(Labeled region entries)
_ _ _ _ _

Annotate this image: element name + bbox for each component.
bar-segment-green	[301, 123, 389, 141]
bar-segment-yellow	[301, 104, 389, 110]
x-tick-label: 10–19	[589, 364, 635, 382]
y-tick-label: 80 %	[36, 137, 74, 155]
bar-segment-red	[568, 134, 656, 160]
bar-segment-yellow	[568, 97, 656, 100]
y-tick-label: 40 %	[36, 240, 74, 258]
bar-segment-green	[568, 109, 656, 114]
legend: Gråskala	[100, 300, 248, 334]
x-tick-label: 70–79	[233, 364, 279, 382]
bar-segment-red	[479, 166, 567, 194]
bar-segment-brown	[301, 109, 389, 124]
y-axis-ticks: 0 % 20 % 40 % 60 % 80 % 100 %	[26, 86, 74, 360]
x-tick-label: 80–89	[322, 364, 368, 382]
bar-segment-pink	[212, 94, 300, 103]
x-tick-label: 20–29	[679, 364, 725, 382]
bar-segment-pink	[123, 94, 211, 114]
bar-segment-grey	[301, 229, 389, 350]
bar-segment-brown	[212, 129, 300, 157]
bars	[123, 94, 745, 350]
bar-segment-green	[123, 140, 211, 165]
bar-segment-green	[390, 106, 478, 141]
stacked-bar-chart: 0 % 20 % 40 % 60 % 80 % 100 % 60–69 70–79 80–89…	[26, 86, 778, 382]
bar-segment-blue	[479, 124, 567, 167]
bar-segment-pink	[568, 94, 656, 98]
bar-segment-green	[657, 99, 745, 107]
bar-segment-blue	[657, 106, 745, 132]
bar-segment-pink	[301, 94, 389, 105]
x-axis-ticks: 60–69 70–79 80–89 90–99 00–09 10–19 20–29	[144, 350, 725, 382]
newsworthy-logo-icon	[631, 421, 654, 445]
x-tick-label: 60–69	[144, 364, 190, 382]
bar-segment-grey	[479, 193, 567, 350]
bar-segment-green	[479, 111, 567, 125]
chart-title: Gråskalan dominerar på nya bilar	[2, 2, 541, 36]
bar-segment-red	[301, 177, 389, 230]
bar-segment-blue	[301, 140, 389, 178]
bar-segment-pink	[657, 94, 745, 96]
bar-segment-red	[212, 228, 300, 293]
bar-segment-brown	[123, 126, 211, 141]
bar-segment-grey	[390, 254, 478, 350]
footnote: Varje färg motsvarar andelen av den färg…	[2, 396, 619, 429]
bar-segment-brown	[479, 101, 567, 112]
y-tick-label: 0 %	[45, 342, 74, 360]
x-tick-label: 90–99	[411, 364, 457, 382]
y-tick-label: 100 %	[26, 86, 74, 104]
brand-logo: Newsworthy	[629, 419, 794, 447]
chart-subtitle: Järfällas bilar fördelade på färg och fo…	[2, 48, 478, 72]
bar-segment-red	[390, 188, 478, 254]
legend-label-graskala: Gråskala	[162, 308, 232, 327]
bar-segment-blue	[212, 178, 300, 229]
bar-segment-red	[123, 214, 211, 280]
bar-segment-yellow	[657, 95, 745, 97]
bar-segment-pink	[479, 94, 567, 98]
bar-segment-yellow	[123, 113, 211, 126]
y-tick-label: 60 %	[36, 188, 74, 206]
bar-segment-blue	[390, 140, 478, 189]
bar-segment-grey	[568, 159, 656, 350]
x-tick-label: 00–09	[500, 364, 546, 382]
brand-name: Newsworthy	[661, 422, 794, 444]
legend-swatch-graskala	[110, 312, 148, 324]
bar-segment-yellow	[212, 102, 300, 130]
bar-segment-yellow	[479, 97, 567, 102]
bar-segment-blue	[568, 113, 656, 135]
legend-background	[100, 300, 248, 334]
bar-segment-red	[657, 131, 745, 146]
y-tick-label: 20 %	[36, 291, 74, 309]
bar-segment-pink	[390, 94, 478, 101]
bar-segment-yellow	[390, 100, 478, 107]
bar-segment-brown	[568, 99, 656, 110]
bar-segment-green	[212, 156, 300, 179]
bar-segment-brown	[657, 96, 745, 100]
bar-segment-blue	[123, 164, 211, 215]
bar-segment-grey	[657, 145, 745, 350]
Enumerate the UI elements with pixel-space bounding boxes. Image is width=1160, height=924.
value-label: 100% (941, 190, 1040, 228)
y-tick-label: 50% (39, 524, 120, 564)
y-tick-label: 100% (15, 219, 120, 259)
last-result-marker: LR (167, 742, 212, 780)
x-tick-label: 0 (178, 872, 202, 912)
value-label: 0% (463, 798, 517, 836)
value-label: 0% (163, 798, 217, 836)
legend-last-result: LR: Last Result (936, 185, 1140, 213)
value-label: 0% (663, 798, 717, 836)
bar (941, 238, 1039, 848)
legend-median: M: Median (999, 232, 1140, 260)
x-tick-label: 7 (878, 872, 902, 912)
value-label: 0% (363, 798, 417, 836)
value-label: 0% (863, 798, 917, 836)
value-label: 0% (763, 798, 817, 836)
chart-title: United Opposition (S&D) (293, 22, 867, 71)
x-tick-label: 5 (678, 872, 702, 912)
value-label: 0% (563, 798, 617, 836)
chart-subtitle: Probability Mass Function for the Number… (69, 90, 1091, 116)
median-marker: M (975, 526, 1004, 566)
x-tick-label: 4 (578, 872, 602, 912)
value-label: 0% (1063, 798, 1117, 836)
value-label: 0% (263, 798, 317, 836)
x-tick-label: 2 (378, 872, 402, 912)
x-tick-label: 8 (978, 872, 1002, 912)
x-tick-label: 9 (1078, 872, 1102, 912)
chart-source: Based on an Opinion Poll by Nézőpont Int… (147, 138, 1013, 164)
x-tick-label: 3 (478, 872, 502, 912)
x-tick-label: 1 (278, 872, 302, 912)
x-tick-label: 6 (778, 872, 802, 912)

_ _ _ _ _

WHAT YOU HAVE TO DO »
Can you copy all of the rows above, character for character, without changing any of them?

EXERCISE ANSWER »
Annotate this image: element name + bbox for each component.
bar-segment-green	[301, 123, 389, 141]
bar-segment-yellow	[301, 104, 389, 110]
x-tick-label: 10–19	[589, 364, 635, 382]
y-tick-label: 80 %	[36, 137, 74, 155]
bar-segment-red	[568, 134, 656, 160]
bar-segment-yellow	[568, 97, 656, 100]
y-tick-label: 40 %	[36, 240, 74, 258]
bar-segment-green	[568, 109, 656, 114]
legend: Gråskala	[100, 300, 248, 334]
x-tick-label: 70–79	[233, 364, 279, 382]
bar-segment-red	[479, 166, 567, 194]
bar-segment-brown	[301, 109, 389, 124]
y-axis-ticks: 0 % 20 % 40 % 60 % 80 % 100 %	[26, 86, 74, 360]
x-tick-label: 80–89	[322, 364, 368, 382]
bar-segment-pink	[212, 94, 300, 103]
x-tick-label: 20–29	[679, 364, 725, 382]
bar-segment-pink	[123, 94, 211, 114]
bar-segment-grey	[301, 229, 389, 350]
bar-segment-brown	[212, 129, 300, 157]
bars	[123, 94, 745, 350]
bar-segment-green	[123, 140, 211, 165]
bar-segment-green	[390, 106, 478, 141]
stacked-bar-chart: 0 % 20 % 40 % 60 % 80 % 100 % 60–69 70–79 80–89…	[26, 86, 778, 382]
bar-segment-blue	[479, 124, 567, 167]
bar-segment-pink	[568, 94, 656, 98]
bar-segment-green	[657, 99, 745, 107]
bar-segment-blue	[657, 106, 745, 132]
bar-segment-pink	[301, 94, 389, 105]
x-axis-ticks: 60–69 70–79 80–89 90–99 00–09 10–19 20–29	[144, 350, 725, 382]
newsworthy-logo-icon	[631, 421, 654, 445]
x-tick-label: 60–69	[144, 364, 190, 382]
bar-segment-grey	[479, 193, 567, 350]
bar-segment-green	[479, 111, 567, 125]
chart-title: Gråskalan dominerar på nya bilar	[2, 2, 541, 36]
bar-segment-red	[301, 177, 389, 230]
bar-segment-blue	[301, 140, 389, 178]
bar-segment-pink	[657, 94, 745, 96]
bar-segment-red	[212, 228, 300, 293]
bar-segment-brown	[123, 126, 211, 141]
bar-segment-grey	[390, 254, 478, 350]
footnote: Varje färg motsvarar andelen av den färg…	[2, 396, 619, 429]
bar-segment-brown	[479, 101, 567, 112]
y-tick-label: 0 %	[45, 342, 74, 360]
x-tick-label: 90–99	[411, 364, 457, 382]
y-tick-label: 100 %	[26, 86, 74, 104]
brand-logo: Newsworthy	[629, 419, 794, 447]
chart-subtitle: Järfällas bilar fördelade på färg och fo…	[2, 48, 478, 72]
bar-segment-red	[390, 188, 478, 254]
legend-label-graskala: Gråskala	[162, 308, 232, 327]
bar-segment-blue	[212, 178, 300, 229]
bar-segment-red	[123, 214, 211, 280]
bar-segment-yellow	[657, 95, 745, 97]
bar-segment-pink	[479, 94, 567, 98]
bar-segment-yellow	[123, 113, 211, 126]
y-tick-label: 60 %	[36, 188, 74, 206]
bar-segment-blue	[390, 140, 478, 189]
bar-segment-grey	[568, 159, 656, 350]
x-tick-label: 00–09	[500, 364, 546, 382]
brand-name: Newsworthy	[661, 422, 794, 444]
legend-swatch-graskala	[110, 312, 148, 324]
bar-segment-yellow	[212, 102, 300, 130]
bar-segment-yellow	[479, 97, 567, 102]
bar-segment-blue	[568, 113, 656, 135]
legend-background	[100, 300, 248, 334]
bar-segment-red	[657, 131, 745, 146]
y-tick-label: 20 %	[36, 291, 74, 309]
bar-segment-pink	[390, 94, 478, 101]
bar-segment-yellow	[390, 100, 478, 107]
bar-segment-brown	[568, 99, 656, 110]
bar-segment-green	[212, 156, 300, 179]
bar-segment-brown	[657, 96, 745, 100]
bar-segment-blue	[123, 164, 211, 215]
bar-segment-grey	[657, 145, 745, 350]
Enumerate the UI elements with pixel-space bounding boxes. Image is width=1160, height=924.
value-label: 100% (941, 190, 1040, 228)
y-tick-label: 50% (39, 524, 120, 564)
y-tick-label: 100% (15, 219, 120, 259)
last-result-marker: LR (167, 742, 212, 780)
x-tick-label: 0 (178, 872, 202, 912)
value-label: 0% (463, 798, 517, 836)
value-label: 0% (163, 798, 217, 836)
legend-last-result: LR: Last Result (936, 185, 1140, 213)
value-label: 0% (663, 798, 717, 836)
bar (941, 238, 1039, 848)
legend-median: M: Median (999, 232, 1140, 260)
x-tick-label: 7 (878, 872, 902, 912)
value-label: 0% (363, 798, 417, 836)
value-label: 0% (863, 798, 917, 836)
value-label: 0% (763, 798, 817, 836)
chart-title: United Opposition (S&D) (293, 22, 867, 71)
x-tick-label: 5 (678, 872, 702, 912)
value-label: 0% (563, 798, 617, 836)
chart-subtitle: Probability Mass Function for the Number… (69, 90, 1091, 116)
median-marker: M (975, 526, 1004, 566)
x-tick-label: 4 (578, 872, 602, 912)
value-label: 0% (1063, 798, 1117, 836)
value-label: 0% (263, 798, 317, 836)
x-tick-label: 2 (378, 872, 402, 912)
x-tick-label: 8 (978, 872, 1002, 912)
x-tick-label: 9 (1078, 872, 1102, 912)
chart-source: Based on an Opinion Poll by Nézőpont Int… (147, 138, 1013, 164)
x-tick-label: 3 (478, 872, 502, 912)
x-tick-label: 1 (278, 872, 302, 912)
x-tick-label: 6 (778, 872, 802, 912)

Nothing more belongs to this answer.